■ **What is needed**: Search the data for the word "this" and copy every line where it occurs.

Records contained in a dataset
*-*-*
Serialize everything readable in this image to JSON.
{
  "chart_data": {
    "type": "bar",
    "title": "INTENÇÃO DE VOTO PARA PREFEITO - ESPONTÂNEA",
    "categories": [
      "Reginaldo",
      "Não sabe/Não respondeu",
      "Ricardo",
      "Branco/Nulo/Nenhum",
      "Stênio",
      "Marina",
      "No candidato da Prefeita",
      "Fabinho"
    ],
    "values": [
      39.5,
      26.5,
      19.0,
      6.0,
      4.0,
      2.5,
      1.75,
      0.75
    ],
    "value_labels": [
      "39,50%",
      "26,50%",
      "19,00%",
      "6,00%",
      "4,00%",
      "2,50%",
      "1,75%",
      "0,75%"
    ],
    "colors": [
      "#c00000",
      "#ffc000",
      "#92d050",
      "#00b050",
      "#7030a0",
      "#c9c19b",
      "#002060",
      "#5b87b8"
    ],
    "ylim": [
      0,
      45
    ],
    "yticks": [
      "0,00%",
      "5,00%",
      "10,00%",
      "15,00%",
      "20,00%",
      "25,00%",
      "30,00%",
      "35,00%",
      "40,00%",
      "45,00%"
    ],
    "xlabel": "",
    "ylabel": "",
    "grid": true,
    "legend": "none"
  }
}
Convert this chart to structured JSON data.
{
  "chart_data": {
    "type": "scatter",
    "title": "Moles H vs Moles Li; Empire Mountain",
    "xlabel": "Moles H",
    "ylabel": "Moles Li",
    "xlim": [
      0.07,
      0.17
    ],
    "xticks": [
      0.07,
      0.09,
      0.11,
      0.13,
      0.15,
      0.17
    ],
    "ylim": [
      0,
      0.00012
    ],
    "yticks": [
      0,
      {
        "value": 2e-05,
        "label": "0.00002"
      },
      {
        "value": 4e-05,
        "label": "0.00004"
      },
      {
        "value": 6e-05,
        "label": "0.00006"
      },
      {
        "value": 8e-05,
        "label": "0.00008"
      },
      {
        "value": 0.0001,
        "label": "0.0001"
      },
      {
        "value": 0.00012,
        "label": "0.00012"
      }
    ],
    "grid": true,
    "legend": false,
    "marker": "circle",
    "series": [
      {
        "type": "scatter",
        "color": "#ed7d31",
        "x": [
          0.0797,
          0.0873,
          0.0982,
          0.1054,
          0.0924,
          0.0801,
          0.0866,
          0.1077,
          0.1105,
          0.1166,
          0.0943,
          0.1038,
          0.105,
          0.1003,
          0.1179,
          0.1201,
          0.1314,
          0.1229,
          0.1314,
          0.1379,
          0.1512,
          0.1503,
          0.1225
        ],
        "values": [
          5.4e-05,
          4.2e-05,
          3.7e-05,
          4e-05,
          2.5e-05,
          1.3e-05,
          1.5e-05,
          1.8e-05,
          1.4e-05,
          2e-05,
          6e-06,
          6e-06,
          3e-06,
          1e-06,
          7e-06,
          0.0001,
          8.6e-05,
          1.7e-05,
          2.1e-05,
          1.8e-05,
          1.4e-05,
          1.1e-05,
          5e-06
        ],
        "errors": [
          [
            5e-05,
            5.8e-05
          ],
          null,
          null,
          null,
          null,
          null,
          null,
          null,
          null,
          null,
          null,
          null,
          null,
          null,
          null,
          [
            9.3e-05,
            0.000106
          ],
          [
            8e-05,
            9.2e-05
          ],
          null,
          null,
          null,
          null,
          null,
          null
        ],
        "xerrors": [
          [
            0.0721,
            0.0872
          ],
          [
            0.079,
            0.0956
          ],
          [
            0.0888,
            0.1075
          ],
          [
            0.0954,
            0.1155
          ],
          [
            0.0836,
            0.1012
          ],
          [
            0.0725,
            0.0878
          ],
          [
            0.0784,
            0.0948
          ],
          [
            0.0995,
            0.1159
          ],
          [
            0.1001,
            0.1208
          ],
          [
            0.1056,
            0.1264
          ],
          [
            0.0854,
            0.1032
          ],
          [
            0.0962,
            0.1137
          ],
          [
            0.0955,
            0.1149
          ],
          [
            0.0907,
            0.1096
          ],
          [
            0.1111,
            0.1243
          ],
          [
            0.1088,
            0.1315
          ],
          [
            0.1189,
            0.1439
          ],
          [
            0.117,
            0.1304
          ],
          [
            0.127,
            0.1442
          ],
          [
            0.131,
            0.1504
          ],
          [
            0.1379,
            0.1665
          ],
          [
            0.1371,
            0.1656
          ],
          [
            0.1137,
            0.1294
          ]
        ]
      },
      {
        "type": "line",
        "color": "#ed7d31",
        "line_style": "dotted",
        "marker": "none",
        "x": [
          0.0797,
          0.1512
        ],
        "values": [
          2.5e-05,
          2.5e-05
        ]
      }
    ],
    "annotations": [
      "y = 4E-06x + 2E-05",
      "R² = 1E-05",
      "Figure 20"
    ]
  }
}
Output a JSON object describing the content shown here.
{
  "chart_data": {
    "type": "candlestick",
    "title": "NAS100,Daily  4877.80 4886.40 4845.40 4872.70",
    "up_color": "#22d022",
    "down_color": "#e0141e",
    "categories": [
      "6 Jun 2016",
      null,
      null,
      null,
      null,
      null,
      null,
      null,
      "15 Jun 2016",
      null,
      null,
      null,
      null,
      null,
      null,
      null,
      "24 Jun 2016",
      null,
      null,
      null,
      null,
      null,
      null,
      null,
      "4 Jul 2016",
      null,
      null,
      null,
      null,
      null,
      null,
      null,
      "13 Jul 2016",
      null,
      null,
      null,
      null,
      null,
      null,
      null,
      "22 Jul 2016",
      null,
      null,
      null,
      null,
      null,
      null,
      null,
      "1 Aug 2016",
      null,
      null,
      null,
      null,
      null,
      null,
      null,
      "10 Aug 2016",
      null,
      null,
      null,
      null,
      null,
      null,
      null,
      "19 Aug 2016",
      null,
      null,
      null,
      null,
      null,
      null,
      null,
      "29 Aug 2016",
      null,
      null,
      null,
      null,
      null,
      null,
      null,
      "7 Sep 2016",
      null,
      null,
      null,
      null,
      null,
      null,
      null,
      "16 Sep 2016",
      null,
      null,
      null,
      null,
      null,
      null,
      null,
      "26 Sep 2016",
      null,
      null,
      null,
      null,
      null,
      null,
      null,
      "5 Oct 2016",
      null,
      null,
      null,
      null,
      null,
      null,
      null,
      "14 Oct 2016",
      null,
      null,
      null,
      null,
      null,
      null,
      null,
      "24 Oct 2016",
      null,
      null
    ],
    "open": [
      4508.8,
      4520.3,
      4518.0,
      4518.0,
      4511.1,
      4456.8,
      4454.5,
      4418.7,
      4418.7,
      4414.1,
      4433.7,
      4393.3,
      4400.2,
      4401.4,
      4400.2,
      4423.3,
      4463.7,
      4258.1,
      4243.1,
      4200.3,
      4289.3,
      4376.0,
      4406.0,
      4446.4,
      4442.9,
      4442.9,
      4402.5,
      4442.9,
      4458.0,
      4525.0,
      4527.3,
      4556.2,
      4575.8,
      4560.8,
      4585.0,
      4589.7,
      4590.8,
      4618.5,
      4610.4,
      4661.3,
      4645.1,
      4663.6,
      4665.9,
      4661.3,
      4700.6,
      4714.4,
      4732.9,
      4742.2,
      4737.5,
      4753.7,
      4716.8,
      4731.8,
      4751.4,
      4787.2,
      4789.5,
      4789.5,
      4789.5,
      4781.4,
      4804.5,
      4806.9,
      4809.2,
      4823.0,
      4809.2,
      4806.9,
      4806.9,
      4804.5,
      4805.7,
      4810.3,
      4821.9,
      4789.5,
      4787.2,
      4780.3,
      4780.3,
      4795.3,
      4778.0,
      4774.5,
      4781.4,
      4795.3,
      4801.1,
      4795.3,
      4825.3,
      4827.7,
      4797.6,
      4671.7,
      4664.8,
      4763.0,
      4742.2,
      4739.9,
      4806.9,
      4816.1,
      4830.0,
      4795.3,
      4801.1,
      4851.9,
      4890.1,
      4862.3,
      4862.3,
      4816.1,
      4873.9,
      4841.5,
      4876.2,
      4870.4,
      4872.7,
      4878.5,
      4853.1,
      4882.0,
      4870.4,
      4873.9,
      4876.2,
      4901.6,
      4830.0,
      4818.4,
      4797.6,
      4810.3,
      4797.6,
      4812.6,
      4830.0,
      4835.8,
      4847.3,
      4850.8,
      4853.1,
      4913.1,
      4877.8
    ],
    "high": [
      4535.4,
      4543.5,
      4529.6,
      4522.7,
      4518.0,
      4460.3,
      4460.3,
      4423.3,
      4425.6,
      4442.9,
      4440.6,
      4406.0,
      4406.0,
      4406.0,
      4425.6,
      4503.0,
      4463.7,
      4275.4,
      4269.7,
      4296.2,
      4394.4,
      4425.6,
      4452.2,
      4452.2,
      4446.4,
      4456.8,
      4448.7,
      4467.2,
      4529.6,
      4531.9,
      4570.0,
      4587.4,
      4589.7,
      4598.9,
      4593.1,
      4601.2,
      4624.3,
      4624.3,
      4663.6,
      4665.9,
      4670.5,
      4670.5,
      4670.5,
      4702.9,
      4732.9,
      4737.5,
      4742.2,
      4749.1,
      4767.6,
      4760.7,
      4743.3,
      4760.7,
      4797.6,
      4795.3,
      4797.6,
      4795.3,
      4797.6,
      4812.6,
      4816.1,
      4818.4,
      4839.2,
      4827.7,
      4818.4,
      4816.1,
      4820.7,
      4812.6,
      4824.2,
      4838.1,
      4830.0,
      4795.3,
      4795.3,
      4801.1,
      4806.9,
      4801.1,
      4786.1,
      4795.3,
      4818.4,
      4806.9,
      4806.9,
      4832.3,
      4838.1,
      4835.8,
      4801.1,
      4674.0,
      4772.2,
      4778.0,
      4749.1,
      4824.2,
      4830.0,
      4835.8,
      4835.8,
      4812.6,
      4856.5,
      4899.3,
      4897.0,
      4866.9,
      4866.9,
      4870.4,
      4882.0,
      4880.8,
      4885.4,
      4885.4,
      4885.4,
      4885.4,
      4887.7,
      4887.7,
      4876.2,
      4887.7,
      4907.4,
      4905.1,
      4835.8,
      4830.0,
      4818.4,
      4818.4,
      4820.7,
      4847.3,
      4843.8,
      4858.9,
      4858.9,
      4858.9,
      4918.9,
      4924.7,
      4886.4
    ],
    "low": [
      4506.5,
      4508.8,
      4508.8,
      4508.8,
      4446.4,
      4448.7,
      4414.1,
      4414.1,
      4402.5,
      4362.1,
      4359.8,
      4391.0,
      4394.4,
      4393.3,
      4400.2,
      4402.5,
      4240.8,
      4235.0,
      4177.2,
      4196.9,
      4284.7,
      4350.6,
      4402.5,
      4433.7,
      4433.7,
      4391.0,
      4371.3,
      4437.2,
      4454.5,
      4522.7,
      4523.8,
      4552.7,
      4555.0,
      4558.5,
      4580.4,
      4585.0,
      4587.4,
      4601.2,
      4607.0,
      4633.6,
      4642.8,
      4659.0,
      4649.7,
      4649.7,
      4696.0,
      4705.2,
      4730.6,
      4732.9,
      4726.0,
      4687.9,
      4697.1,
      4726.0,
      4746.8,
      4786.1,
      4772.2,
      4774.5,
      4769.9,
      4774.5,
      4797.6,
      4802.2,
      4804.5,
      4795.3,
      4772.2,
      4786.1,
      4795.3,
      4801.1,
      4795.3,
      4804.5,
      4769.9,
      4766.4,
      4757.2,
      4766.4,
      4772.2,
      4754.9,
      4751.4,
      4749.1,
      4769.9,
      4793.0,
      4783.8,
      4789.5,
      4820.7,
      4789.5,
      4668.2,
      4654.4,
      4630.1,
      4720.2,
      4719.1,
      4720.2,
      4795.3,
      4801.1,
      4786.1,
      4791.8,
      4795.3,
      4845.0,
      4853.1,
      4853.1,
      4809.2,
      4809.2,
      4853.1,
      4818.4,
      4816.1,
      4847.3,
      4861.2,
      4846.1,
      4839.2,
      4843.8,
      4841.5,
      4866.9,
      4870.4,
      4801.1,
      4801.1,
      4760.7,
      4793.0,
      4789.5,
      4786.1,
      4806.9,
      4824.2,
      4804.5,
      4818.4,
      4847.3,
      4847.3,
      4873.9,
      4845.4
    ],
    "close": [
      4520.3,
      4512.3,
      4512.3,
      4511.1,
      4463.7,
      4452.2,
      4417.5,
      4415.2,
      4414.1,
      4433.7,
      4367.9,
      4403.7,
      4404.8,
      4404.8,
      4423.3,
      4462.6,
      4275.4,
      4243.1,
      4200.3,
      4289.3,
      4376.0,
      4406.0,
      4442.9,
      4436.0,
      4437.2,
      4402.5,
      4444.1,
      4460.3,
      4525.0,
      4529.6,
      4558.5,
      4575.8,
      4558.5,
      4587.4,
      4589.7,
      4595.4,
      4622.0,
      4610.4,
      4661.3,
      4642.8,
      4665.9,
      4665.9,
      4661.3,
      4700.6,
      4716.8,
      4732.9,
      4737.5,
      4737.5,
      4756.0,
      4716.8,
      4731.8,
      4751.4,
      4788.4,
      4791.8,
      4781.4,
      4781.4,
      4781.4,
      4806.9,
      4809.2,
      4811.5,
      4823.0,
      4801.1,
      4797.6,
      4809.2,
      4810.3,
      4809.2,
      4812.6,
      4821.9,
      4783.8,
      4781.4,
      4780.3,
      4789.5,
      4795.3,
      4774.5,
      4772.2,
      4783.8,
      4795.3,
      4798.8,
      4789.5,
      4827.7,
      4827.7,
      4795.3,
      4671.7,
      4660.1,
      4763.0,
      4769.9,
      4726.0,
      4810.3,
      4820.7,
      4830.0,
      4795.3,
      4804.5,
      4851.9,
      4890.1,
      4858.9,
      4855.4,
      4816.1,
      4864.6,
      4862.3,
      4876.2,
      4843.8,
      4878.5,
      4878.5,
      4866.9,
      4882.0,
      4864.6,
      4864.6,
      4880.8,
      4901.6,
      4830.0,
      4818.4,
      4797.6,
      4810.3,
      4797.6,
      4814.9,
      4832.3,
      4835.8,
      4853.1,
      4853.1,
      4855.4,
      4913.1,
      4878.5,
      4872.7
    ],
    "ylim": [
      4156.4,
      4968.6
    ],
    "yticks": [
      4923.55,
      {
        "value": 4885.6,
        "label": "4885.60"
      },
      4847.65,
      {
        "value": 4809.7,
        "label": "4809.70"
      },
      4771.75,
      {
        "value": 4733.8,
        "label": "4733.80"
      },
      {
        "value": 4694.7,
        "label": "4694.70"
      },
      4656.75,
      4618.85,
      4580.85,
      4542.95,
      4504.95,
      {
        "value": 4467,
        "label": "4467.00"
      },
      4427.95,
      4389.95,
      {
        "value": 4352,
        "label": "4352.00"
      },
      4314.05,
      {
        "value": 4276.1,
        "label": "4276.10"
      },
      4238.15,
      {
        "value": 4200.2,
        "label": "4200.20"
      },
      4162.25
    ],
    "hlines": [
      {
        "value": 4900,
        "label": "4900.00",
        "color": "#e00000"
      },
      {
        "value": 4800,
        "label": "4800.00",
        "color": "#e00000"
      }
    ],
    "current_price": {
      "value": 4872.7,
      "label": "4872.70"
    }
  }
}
*-*-*
■ **Response to the task**:
Serialize everything readable in this image to JSON.
Convert this chart to structured JSON data.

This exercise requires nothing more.